### Directions
Could you print every record below exactly as it appears?

Dataset items:
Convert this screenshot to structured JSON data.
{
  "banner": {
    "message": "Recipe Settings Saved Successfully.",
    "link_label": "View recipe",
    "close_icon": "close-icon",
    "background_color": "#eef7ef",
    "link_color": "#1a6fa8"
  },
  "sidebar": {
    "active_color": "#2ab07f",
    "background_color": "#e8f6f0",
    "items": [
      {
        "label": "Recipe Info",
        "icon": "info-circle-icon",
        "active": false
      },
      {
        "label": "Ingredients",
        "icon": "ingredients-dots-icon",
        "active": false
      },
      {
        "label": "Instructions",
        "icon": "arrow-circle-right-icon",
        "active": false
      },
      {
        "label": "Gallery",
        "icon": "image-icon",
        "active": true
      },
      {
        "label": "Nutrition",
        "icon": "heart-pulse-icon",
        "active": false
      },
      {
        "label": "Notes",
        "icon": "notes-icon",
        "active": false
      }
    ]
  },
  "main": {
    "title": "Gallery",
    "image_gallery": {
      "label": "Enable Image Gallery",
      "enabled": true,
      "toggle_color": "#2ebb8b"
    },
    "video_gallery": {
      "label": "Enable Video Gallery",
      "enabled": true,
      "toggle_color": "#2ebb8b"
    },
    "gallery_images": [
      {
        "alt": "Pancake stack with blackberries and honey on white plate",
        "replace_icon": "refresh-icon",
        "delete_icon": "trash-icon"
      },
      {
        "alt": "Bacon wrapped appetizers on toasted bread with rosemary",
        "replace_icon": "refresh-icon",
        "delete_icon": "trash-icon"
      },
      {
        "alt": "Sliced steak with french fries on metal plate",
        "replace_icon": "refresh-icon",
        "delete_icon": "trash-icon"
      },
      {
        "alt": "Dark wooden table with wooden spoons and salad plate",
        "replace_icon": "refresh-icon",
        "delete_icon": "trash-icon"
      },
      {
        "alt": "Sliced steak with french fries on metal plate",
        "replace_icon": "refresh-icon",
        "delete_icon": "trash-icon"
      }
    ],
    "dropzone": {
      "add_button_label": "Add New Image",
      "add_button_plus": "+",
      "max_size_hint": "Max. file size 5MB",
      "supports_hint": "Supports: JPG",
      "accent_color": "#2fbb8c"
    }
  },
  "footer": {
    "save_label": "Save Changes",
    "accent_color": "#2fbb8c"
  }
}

### Finished exercise
Convert this screenshot to structured JSON data.
{
  "banner": {
    "message": "Recipe Settings Saved Successfully.",
    "link_label": "View recipe",
    "close_icon": "close-icon",
    "background_color": "#eef7ef",
    "link_color": "#1a6fa8"
  },
  "sidebar": {
    "active_color": "#2ab07f",
    "background_color": "#e8f6f0",
    "items": [
      {
        "label": "Recipe Info",
        "icon": "info-circle-icon",
        "active": false
      },
      {
        "label": "Ingredients",
        "icon": "ingredients-dots-icon",
        "active": false
      },
      {
        "label": "Instructions",
        "icon": "arrow-circle-right-icon",
        "active": false
      },
      {
        "label": "Gallery",
        "icon": "image-icon",
        "active": true
      },
      {
        "label": "Nutrition",
        "icon": "heart-pulse-icon",
        "active": false
      },
      {
        "label": "Notes",
        "icon": "notes-icon",
        "active": false
      }
    ]
  },
  "main": {
    "title": "Gallery",
    "image_gallery": {
      "label": "Enable Image Gallery",
      "enabled": true,
      "toggle_color": "#2ebb8b"
    },
    "video_gallery": {
      "label": "Enable Video Gallery",
      "enabled": true,
      "toggle_color": "#2ebb8b"
    },
    "gallery_images": [
      {
        "alt": "Pancake stack with blackberries and honey on white plate",
        "replace_icon": "refresh-icon",
        "delete_icon": "trash-icon"
      },
      {
        "alt": "Bacon wrapped appetizers on toasted bread with rosemary",
        "replace_icon": "refresh-icon",
        "delete_icon": "trash-icon"
      },
      {
        "alt": "Sliced steak with french fries on metal plate",
        "replace_icon": "refresh-icon",
        "delete_icon": "trash-icon"
      },
      {
        "alt": "Dark wooden table with wooden spoons and salad plate",
        "replace_icon": "refresh-icon",
        "delete_icon": "trash-icon"
      },
      {
        "alt": "Sliced steak with french fries on metal plate",
        "replace_icon": "refresh-icon",
        "delete_icon": "trash-icon"
      }
    ],
    "dropzone": {
      "add_button_label": "Add New Image",
      "add_button_plus": "+",
      "max_size_hint": "Max. file size 5MB",
      "supports_hint": "Supports: JPG",
      "accent_color": "#2fbb8c"
    }
  },
  "footer": {
    "save_label": "Save Changes",
    "accent_color": "#2fbb8c"
  }
}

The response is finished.